Rows from a dataset

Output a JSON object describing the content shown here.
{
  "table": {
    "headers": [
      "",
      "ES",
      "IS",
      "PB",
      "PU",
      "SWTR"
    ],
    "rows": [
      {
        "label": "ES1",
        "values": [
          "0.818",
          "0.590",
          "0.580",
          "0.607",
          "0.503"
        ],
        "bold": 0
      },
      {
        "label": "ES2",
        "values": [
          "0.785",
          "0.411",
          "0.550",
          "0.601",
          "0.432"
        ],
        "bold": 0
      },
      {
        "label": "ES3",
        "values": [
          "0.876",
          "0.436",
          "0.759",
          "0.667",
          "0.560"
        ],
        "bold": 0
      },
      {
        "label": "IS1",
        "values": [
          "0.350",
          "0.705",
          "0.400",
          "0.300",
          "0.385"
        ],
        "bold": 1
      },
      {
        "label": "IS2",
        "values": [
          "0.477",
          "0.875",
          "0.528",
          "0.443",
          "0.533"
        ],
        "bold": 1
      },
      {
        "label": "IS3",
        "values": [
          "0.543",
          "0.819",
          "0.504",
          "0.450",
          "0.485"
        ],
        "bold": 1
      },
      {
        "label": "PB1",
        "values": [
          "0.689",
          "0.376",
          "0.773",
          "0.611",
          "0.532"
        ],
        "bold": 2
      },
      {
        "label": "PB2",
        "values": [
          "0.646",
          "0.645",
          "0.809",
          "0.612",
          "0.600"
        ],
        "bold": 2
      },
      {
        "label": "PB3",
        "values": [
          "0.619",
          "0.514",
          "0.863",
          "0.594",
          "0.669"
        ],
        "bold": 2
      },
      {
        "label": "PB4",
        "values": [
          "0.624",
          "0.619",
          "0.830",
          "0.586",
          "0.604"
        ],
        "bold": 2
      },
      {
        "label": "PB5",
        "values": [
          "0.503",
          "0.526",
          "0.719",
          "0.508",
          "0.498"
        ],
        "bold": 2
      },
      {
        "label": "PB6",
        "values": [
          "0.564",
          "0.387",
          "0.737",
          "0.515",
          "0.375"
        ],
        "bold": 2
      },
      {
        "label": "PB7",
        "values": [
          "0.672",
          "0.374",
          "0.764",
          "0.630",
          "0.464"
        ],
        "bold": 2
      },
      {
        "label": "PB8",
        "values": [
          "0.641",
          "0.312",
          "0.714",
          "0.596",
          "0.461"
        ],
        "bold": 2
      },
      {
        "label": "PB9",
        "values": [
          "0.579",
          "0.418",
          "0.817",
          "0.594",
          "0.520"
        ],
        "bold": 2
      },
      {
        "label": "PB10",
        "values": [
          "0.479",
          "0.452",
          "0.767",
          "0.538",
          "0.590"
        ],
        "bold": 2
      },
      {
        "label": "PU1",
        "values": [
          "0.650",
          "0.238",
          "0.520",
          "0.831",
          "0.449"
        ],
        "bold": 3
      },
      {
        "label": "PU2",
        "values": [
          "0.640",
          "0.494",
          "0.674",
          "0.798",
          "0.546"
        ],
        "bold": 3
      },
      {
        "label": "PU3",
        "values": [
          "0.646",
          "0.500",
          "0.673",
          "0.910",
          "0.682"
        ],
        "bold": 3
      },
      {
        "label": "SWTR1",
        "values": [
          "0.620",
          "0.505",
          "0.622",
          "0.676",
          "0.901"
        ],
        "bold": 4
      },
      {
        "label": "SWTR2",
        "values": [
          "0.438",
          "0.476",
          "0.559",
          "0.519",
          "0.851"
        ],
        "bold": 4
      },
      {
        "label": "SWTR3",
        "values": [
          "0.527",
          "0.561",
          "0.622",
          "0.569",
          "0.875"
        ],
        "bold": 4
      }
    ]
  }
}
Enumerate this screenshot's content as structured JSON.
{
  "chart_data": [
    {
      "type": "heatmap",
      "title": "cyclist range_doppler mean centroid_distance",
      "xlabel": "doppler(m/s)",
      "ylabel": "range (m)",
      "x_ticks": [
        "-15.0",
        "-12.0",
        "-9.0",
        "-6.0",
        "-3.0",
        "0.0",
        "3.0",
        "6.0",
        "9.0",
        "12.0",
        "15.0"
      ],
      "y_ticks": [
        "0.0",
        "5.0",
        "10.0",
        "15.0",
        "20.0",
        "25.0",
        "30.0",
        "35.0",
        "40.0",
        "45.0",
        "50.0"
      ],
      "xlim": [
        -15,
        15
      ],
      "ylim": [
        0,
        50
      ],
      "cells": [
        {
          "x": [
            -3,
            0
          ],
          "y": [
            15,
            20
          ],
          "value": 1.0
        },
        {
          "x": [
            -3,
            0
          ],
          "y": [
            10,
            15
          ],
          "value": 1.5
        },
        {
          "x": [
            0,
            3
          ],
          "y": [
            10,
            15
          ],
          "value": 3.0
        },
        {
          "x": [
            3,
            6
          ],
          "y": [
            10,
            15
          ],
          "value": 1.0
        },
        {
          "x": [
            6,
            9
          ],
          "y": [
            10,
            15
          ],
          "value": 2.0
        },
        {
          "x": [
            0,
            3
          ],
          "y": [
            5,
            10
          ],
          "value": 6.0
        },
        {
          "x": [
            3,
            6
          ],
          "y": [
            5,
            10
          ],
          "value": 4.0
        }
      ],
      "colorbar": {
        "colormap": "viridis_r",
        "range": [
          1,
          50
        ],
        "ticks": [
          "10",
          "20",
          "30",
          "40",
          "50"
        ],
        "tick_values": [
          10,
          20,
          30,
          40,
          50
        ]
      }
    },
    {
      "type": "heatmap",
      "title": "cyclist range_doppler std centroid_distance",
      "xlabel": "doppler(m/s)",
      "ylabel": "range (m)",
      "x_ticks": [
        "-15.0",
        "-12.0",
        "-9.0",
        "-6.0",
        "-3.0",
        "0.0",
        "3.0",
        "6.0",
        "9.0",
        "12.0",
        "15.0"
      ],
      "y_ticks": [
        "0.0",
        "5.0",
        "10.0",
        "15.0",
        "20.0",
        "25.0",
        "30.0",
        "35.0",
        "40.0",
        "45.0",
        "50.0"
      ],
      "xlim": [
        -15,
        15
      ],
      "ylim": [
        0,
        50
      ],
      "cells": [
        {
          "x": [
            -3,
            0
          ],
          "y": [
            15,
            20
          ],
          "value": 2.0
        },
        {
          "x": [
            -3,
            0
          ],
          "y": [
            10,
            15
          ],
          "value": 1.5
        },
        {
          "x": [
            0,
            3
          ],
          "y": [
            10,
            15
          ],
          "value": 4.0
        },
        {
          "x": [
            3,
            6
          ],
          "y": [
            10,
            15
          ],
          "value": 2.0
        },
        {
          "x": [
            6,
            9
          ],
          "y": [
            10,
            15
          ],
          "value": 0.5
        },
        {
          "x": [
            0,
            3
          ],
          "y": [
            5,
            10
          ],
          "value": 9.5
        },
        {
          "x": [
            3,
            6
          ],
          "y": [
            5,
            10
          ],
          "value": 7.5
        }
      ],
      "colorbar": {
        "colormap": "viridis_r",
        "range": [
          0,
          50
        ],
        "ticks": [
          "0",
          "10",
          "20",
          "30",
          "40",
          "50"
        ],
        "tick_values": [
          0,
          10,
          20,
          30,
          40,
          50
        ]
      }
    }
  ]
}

● Exercise task
Print the material above once more, exactly.

● Solution to the exercise
Output a JSON object describing the content shown here.
{
  "table": {
    "headers": [
      "",
      "ES",
      "IS",
      "PB",
      "PU",
      "SWTR"
    ],
    "rows": [
      {
        "label": "ES1",
        "values": [
          "0.818",
          "0.590",
          "0.580",
          "0.607",
          "0.503"
        ],
        "bold": 0
      },
      {
        "label": "ES2",
        "values": [
          "0.785",
          "0.411",
          "0.550",
          "0.601",
          "0.432"
        ],
        "bold": 0
      },
      {
        "label": "ES3",
        "values": [
          "0.876",
          "0.436",
          "0.759",
          "0.667",
          "0.560"
        ],
        "bold": 0
      },
      {
        "label": "IS1",
        "values": [
          "0.350",
          "0.705",
          "0.400",
          "0.300",
          "0.385"
        ],
        "bold": 1
      },
      {
        "label": "IS2",
        "values": [
          "0.477",
          "0.875",
          "0.528",
          "0.443",
          "0.533"
        ],
        "bold": 1
      },
      {
        "label": "IS3",
        "values": [
          "0.543",
          "0.819",
          "0.504",
          "0.450",
          "0.485"
        ],
        "bold": 1
      },
      {
        "label": "PB1",
        "values": [
          "0.689",
          "0.376",
          "0.773",
          "0.611",
          "0.532"
        ],
        "bold": 2
      },
      {
        "label": "PB2",
        "values": [
          "0.646",
          "0.645",
          "0.809",
          "0.612",
          "0.600"
        ],
        "bold": 2
      },
      {
        "label": "PB3",
        "values": [
          "0.619",
          "0.514",
          "0.863",
          "0.594",
          "0.669"
        ],
        "bold": 2
      },
      {
        "label": "PB4",
        "values": [
          "0.624",
          "0.619",
          "0.830",
          "0.586",
          "0.604"
        ],
        "bold": 2
      },
      {
        "label": "PB5",
        "values": [
          "0.503",
          "0.526",
          "0.719",
          "0.508",
          "0.498"
        ],
        "bold": 2
      },
      {
        "label": "PB6",
        "values": [
          "0.564",
          "0.387",
          "0.737",
          "0.515",
          "0.375"
        ],
        "bold": 2
      },
      {
        "label": "PB7",
        "values": [
          "0.672",
          "0.374",
          "0.764",
          "0.630",
          "0.464"
        ],
        "bold": 2
      },
      {
        "label": "PB8",
        "values": [
          "0.641",
          "0.312",
          "0.714",
          "0.596",
          "0.461"
        ],
        "bold": 2
      },
      {
        "label": "PB9",
        "values": [
          "0.579",
          "0.418",
          "0.817",
          "0.594",
          "0.520"
        ],
        "bold": 2
      },
      {
        "label": "PB10",
        "values": [
          "0.479",
          "0.452",
          "0.767",
          "0.538",
          "0.590"
        ],
        "bold": 2
      },
      {
        "label": "PU1",
        "values": [
          "0.650",
          "0.238",
          "0.520",
          "0.831",
          "0.449"
        ],
        "bold": 3
      },
      {
        "label": "PU2",
        "values": [
          "0.640",
          "0.494",
          "0.674",
          "0.798",
          "0.546"
        ],
        "bold": 3
      },
      {
        "label": "PU3",
        "values": [
          "0.646",
          "0.500",
          "0.673",
          "0.910",
          "0.682"
        ],
        "bold": 3
      },
      {
        "label": "SWTR1",
        "values": [
          "0.620",
          "0.505",
          "0.622",
          "0.676",
          "0.901"
        ],
        "bold": 4
      },
      {
        "label": "SWTR2",
        "values": [
          "0.438",
          "0.476",
          "0.559",
          "0.519",
          "0.851"
        ],
        "bold": 4
      },
      {
        "label": "SWTR3",
        "values": [
          "0.527",
          "0.561",
          "0.622",
          "0.569",
          "0.875"
        ],
        "bold": 4
      }
    ]
  }
}
Enumerate this screenshot's content as structured JSON.
{
  "chart_data": [
    {
      "type": "heatmap",
      "title": "cyclist range_doppler mean centroid_distance",
      "xlabel": "doppler(m/s)",
      "ylabel": "range (m)",
      "x_ticks": [
        "-15.0",
        "-12.0",
        "-9.0",
        "-6.0",
        "-3.0",
        "0.0",
        "3.0",
        "6.0",
        "9.0",
        "12.0",
        "15.0"
      ],
      "y_ticks": [
        "0.0",
        "5.0",
        "10.0",
        "15.0",
        "20.0",
        "25.0",
        "30.0",
        "35.0",
        "40.0",
        "45.0",
        "50.0"
      ],
      "xlim": [
        -15,
        15
      ],
      "ylim": [
        0,
        50
      ],
      "cells": [
        {
          "x": [
            -3,
            0
          ],
          "y": [
            15,
            20
          ],
          "value": 1.0
        },
        {
          "x": [
            -3,
            0
          ],
          "y": [
            10,
            15
          ],
          "value": 1.5
        },
        {
          "x": [
            0,
            3
          ],
          "y": [
            10,
            15
          ],
          "value": 3.0
        },
        {
          "x": [
            3,
            6
          ],
          "y": [
            10,
            15
          ],
          "value": 1.0
        },
        {
          "x": [
            6,
            9
          ],
          "y": [
            10,
            15
          ],
          "value": 2.0
        },
        {
          "x": [
            0,
            3
          ],
          "y": [
            5,
            10
          ],
          "value": 6.0
        },
        {
          "x": [
            3,
            6
          ],
          "y": [
            5,
            10
          ],
          "value": 4.0
        }
      ],
      "colorbar": {
        "colormap": "viridis_r",
        "range": [
          1,
          50
        ],
        "ticks": [
          "10",
          "20",
          "30",
          "40",
          "50"
        ],
        "tick_values": [
          10,
          20,
          30,
          40,
          50
        ]
      }
    },
    {
      "type": "heatmap",
      "title": "cyclist range_doppler std centroid_distance",
      "xlabel": "doppler(m/s)",
      "ylabel": "range (m)",
      "x_ticks": [
        "-15.0",
        "-12.0",
        "-9.0",
        "-6.0",
        "-3.0",
        "0.0",
        "3.0",
        "6.0",
        "9.0",
        "12.0",
        "15.0"
      ],
      "y_ticks": [
        "0.0",
        "5.0",
        "10.0",
        "15.0",
        "20.0",
        "25.0",
        "30.0",
        "35.0",
        "40.0",
        "45.0",
        "50.0"
      ],
      "xlim": [
        -15,
        15
      ],
      "ylim": [
        0,
        50
      ],
      "cells": [
        {
          "x": [
            -3,
            0
          ],
          "y": [
            15,
            20
          ],
          "value": 2.0
        },
        {
          "x": [
            -3,
            0
          ],
          "y": [
            10,
            15
          ],
          "value": 1.5
        },
        {
          "x": [
            0,
            3
          ],
          "y": [
            10,
            15
          ],
          "value": 4.0
        },
        {
          "x": [
            3,
            6
          ],
          "y": [
            10,
            15
          ],
          "value": 2.0
        },
        {
          "x": [
            6,
            9
          ],
          "y": [
            10,
            15
          ],
          "value": 0.5
        },
        {
          "x": [
            0,
            3
          ],
          "y": [
            5,
            10
          ],
          "value": 9.5
        },
        {
          "x": [
            3,
            6
          ],
          "y": [
            5,
            10
          ],
          "value": 7.5
        }
      ],
      "colorbar": {
        "colormap": "viridis_r",
        "range": [
          0,
          50
        ],
        "ticks": [
          "0",
          "10",
          "20",
          "30",
          "40",
          "50"
        ],
        "tick_values": [
          0,
          10,
          20,
          30,
          40,
          50
        ]
      }
    }
  ]
}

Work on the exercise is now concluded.